DESCRIPTION OF THE TASK
Copy every line of the records below where the word "marker" occurs.

ENTRIES SUPPLIED
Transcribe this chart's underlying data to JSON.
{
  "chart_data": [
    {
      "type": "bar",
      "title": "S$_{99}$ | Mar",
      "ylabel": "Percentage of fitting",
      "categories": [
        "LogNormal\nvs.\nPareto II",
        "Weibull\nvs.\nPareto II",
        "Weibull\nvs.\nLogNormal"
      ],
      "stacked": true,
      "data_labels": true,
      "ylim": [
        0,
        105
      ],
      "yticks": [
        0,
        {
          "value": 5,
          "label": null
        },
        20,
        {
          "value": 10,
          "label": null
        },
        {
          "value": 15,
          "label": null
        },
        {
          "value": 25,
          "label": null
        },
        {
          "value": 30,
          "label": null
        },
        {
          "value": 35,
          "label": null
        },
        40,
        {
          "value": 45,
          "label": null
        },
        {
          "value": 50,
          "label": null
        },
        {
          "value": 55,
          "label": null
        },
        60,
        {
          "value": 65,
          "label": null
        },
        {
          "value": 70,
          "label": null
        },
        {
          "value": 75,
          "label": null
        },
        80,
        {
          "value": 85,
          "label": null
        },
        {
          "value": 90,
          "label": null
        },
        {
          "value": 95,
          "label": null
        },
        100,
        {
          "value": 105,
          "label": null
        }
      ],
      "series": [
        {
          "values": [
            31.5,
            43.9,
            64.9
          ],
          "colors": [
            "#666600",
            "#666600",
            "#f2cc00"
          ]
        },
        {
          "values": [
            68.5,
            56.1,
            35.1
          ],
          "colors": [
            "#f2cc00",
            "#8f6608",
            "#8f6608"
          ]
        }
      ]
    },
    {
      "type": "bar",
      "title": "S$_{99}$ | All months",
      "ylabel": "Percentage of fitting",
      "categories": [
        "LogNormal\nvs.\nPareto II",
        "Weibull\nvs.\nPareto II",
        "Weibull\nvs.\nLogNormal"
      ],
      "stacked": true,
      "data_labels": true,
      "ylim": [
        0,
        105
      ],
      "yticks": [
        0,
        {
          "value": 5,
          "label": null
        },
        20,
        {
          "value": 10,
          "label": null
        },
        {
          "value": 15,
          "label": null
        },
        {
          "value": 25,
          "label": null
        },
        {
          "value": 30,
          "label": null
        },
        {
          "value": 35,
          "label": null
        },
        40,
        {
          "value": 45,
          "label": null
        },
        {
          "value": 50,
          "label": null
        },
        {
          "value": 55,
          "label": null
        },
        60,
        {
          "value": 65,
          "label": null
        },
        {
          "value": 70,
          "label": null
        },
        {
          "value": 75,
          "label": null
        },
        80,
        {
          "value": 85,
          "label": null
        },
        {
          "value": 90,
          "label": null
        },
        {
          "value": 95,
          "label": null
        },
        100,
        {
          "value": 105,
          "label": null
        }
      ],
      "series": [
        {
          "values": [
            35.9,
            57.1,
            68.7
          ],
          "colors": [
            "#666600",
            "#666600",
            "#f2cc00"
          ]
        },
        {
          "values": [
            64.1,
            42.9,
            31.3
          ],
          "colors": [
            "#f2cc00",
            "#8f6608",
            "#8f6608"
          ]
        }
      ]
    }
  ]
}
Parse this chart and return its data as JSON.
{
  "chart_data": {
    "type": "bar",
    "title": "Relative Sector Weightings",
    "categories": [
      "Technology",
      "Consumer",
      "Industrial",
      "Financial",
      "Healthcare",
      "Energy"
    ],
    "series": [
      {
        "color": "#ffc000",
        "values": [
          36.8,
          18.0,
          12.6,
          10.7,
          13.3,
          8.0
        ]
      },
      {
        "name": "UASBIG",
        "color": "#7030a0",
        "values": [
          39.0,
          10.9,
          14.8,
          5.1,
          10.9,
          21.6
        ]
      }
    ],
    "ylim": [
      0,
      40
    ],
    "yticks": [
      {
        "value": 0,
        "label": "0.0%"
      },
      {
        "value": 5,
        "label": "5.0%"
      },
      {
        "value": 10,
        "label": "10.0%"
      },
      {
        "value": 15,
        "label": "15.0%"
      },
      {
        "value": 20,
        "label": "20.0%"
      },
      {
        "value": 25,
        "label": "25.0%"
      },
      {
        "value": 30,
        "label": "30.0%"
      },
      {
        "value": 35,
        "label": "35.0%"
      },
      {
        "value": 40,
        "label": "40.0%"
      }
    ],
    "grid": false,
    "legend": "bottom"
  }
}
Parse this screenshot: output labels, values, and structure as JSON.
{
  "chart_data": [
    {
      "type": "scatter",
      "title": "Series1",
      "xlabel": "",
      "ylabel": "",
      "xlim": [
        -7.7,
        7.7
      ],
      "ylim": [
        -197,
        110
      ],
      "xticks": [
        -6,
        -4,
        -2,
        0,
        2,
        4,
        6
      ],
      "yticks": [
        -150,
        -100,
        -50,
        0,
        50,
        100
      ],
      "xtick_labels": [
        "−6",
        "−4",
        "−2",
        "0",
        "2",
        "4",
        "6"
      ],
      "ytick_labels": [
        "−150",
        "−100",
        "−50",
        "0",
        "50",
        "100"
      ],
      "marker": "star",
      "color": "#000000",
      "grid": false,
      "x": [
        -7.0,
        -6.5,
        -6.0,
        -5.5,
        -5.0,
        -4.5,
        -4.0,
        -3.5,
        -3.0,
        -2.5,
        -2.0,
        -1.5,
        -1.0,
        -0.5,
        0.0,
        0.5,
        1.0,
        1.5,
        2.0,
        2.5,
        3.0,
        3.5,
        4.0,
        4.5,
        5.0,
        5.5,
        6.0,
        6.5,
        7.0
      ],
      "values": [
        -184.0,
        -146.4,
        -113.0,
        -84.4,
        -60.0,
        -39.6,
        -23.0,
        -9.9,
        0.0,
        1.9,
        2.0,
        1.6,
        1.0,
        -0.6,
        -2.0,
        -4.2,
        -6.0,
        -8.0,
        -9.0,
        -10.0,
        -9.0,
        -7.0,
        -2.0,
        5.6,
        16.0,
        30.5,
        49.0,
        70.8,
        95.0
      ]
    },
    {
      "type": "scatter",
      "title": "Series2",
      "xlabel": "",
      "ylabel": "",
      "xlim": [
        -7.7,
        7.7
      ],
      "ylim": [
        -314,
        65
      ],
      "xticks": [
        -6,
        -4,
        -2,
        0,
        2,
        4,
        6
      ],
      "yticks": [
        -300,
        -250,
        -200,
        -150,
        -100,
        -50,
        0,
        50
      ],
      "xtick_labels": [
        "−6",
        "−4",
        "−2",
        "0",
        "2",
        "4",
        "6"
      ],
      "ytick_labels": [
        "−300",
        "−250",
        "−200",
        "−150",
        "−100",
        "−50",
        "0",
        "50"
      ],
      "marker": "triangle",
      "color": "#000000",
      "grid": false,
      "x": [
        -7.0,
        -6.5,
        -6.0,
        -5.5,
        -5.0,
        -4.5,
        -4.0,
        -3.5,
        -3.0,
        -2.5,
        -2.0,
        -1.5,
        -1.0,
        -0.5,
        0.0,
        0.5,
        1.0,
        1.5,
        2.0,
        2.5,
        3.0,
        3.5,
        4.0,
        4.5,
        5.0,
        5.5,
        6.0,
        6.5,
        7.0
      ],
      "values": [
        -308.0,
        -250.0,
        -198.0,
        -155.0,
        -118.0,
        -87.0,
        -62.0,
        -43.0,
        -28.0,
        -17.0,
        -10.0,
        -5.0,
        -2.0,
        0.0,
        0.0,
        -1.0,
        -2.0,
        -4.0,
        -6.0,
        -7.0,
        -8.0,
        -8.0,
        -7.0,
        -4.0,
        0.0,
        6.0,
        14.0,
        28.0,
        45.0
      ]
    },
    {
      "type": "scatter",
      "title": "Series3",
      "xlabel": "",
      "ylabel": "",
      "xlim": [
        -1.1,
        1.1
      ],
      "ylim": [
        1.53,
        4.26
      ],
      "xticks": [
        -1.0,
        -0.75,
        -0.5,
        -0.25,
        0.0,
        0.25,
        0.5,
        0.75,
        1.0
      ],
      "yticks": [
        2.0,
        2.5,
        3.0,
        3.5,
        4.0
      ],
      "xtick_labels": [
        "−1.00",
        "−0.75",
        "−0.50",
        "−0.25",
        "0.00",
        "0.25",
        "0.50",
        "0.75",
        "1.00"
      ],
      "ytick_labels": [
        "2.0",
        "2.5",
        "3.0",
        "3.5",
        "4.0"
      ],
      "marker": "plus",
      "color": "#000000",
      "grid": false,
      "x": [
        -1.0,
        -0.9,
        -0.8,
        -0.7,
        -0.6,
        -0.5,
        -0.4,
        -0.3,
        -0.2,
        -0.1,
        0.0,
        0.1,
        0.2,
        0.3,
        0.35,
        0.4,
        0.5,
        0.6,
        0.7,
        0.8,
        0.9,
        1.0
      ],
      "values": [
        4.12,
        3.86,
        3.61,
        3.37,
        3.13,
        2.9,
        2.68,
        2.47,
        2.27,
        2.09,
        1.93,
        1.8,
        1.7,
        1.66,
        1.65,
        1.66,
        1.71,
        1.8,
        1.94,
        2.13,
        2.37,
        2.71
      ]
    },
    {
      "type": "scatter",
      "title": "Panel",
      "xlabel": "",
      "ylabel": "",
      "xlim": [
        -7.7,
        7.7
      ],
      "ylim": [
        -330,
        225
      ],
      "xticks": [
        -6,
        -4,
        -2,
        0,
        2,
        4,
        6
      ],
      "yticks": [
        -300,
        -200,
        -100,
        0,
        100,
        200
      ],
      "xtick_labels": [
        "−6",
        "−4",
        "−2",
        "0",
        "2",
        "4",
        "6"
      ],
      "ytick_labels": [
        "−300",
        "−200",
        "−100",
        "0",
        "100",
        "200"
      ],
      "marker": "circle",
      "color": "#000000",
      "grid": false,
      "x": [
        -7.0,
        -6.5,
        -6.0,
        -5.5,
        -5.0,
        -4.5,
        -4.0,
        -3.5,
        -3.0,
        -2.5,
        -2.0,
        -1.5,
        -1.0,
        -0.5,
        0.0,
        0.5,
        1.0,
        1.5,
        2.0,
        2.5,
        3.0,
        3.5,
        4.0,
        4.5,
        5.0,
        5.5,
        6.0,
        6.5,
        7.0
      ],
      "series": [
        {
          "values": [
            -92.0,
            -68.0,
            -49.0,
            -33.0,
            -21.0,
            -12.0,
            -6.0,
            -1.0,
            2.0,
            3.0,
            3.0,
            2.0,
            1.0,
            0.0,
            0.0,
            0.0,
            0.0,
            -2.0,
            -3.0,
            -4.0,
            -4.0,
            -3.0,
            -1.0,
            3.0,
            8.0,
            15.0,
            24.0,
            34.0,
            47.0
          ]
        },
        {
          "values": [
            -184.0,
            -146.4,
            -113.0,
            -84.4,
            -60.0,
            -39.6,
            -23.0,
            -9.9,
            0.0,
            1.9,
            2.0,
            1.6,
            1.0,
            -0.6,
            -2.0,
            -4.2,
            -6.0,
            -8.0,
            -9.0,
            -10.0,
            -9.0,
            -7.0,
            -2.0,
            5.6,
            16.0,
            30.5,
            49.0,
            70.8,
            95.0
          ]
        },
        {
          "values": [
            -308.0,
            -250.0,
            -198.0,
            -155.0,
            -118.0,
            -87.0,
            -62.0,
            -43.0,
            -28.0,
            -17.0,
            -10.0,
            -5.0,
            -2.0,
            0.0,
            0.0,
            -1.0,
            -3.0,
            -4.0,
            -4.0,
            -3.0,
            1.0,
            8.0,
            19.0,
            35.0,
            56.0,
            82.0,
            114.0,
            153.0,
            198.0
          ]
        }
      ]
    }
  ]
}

REPLY
      "marker": "star",
      "marker": "triangle",
      "marker": "plus",
      "marker": "circle",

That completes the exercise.